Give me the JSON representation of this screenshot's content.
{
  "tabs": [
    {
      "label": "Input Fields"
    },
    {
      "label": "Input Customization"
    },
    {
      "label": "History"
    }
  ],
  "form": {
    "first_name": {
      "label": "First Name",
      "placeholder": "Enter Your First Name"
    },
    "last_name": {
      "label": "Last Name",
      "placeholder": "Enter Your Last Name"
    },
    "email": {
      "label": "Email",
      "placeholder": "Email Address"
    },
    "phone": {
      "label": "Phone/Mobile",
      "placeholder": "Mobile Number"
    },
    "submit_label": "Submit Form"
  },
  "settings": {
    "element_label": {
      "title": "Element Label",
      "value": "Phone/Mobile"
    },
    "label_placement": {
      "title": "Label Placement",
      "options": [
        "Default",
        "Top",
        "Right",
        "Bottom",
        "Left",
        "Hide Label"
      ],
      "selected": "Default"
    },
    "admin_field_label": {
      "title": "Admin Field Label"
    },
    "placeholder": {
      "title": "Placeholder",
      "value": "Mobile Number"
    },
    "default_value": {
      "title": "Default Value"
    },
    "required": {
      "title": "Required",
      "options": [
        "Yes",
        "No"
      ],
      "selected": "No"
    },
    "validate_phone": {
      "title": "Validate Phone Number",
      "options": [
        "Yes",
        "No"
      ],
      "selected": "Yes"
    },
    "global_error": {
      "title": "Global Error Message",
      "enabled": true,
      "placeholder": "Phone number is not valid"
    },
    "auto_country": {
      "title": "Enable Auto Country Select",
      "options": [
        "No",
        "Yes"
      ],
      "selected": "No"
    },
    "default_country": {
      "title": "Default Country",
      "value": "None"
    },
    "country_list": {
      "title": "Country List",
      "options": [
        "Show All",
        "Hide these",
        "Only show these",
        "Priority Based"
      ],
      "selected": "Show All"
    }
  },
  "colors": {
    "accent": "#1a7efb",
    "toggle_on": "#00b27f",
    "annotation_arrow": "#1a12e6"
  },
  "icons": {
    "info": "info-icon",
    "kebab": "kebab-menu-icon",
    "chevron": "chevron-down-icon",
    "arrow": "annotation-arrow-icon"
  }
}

-*-

## Work to be completed:
Your task is to repeat every entry exactly.

## Finished answer:
Give me the JSON representation of this screenshot's content.
{
  "tabs": [
    {
      "label": "Input Fields"
    },
    {
      "label": "Input Customization"
    },
    {
      "label": "History"
    }
  ],
  "form": {
    "first_name": {
      "label": "First Name",
      "placeholder": "Enter Your First Name"
    },
    "last_name": {
      "label": "Last Name",
      "placeholder": "Enter Your Last Name"
    },
    "email": {
      "label": "Email",
      "placeholder": "Email Address"
    },
    "phone": {
      "label": "Phone/Mobile",
      "placeholder": "Mobile Number"
    },
    "submit_label": "Submit Form"
  },
  "settings": {
    "element_label": {
      "title": "Element Label",
      "value": "Phone/Mobile"
    },
    "label_placement": {
      "title": "Label Placement",
      "options": [
        "Default",
        "Top",
        "Right",
        "Bottom",
        "Left",
        "Hide Label"
      ],
      "selected": "Default"
    },
    "admin_field_label": {
      "title": "Admin Field Label"
    },
    "placeholder": {
      "title": "Placeholder",
      "value": "Mobile Number"
    },
    "default_value": {
      "title": "Default Value"
    },
    "required": {
      "title": "Required",
      "options": [
        "Yes",
        "No"
      ],
      "selected": "No"
    },
    "validate_phone": {
      "title": "Validate Phone Number",
      "options": [
        "Yes",
        "No"
      ],
      "selected": "Yes"
    },
    "global_error": {
      "title": "Global Error Message",
      "enabled": true,
      "placeholder": "Phone number is not valid"
    },
    "auto_country": {
      "title": "Enable Auto Country Select",
      "options": [
        "No",
        "Yes"
      ],
      "selected": "No"
    },
    "default_country": {
      "title": "Default Country",
      "value": "None"
    },
    "country_list": {
      "title": "Country List",
      "options": [
        "Show All",
        "Hide these",
        "Only show these",
        "Priority Based"
      ],
      "selected": "Show All"
    }
  },
  "colors": {
    "accent": "#1a7efb",
    "toggle_on": "#00b27f",
    "annotation_arrow": "#1a12e6"
  },
  "icons": {
    "info": "info-icon",
    "kebab": "kebab-menu-icon",
    "chevron": "chevron-down-icon",
    "arrow": "annotation-arrow-icon"
  }
}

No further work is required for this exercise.